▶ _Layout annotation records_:
──────

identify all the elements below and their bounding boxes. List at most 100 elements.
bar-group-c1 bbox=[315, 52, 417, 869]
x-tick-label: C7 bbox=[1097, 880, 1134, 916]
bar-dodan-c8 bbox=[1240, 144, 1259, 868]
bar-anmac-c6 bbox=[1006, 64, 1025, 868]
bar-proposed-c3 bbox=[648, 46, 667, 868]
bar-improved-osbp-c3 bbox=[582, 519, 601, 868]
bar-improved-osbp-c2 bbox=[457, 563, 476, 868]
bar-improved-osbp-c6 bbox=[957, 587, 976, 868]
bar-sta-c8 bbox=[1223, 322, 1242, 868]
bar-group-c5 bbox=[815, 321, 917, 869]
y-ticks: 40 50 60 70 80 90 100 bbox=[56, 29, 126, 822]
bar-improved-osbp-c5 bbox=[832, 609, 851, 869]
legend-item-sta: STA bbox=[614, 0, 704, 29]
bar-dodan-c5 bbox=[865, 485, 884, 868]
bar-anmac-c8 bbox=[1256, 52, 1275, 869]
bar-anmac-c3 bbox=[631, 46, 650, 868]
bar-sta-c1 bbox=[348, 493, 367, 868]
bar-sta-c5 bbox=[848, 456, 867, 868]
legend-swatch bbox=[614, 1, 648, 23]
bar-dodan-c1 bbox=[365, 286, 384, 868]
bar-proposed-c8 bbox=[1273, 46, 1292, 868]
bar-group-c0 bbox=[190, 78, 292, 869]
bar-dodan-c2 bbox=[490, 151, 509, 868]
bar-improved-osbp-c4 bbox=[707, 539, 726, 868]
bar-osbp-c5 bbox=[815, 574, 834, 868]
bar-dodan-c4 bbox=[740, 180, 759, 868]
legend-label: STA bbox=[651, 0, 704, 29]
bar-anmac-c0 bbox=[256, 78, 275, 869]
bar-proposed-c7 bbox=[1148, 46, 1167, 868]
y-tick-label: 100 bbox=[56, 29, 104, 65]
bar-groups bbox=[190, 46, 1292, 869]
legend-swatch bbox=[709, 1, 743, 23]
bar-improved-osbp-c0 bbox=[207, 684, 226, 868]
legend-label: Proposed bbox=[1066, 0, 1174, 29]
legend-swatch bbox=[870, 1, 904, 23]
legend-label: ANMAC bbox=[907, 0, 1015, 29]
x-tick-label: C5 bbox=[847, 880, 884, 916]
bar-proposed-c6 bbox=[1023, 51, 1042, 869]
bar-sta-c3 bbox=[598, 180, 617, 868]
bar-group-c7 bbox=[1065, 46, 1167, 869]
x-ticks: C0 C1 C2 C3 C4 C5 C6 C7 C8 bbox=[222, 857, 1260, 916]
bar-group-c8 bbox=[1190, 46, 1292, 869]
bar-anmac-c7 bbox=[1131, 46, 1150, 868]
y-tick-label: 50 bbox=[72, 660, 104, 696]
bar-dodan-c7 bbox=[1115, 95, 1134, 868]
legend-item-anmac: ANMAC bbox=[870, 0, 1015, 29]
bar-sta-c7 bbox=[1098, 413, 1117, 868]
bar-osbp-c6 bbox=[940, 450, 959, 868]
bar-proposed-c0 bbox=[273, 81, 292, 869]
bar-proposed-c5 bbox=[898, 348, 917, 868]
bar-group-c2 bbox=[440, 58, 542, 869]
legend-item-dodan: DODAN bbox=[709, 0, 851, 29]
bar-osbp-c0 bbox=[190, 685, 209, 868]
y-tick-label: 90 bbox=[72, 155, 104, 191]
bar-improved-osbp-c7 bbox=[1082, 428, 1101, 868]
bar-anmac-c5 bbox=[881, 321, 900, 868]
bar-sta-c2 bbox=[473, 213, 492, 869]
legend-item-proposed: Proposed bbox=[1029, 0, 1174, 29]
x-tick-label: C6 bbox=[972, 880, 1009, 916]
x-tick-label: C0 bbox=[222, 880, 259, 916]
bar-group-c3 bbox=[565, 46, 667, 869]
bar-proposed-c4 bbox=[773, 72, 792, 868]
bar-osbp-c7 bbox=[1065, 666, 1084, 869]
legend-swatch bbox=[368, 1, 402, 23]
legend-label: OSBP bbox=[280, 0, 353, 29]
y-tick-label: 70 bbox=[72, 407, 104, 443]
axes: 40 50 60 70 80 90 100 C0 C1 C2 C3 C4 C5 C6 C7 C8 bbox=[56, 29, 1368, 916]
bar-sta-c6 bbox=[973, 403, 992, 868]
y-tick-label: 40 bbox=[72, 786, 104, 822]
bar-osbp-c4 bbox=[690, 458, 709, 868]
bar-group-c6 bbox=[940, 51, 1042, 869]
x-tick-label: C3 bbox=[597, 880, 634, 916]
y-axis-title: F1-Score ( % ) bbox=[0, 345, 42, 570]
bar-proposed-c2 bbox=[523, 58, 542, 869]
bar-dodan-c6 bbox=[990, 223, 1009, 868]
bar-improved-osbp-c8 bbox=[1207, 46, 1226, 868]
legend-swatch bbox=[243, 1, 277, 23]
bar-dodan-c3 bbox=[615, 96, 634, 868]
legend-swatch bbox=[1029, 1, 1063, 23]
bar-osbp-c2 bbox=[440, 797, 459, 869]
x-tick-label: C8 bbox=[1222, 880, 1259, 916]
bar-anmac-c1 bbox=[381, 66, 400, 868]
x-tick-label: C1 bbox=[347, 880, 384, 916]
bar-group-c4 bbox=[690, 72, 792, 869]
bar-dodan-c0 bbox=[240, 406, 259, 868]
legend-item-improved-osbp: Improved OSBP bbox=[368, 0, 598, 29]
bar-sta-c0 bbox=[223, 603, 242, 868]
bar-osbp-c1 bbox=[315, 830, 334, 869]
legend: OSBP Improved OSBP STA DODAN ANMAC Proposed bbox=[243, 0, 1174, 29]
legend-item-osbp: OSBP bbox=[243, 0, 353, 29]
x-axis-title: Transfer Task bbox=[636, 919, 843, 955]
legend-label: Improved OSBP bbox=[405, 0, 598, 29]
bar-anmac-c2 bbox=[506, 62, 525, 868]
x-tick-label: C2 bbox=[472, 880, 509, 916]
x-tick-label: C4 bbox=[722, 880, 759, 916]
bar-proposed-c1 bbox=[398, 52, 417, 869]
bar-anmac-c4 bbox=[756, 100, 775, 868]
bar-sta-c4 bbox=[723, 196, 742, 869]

──────

▶ _REQUEST_: From the records above, extract every line containing the string "axis".

▶ _RESPONSE FOR THIS EXERCISE_:
y-axis-title: F1-Score ( % ) bbox=[0, 345, 42, 570]
x-axis-title: Transfer Task bbox=[636, 919, 843, 955]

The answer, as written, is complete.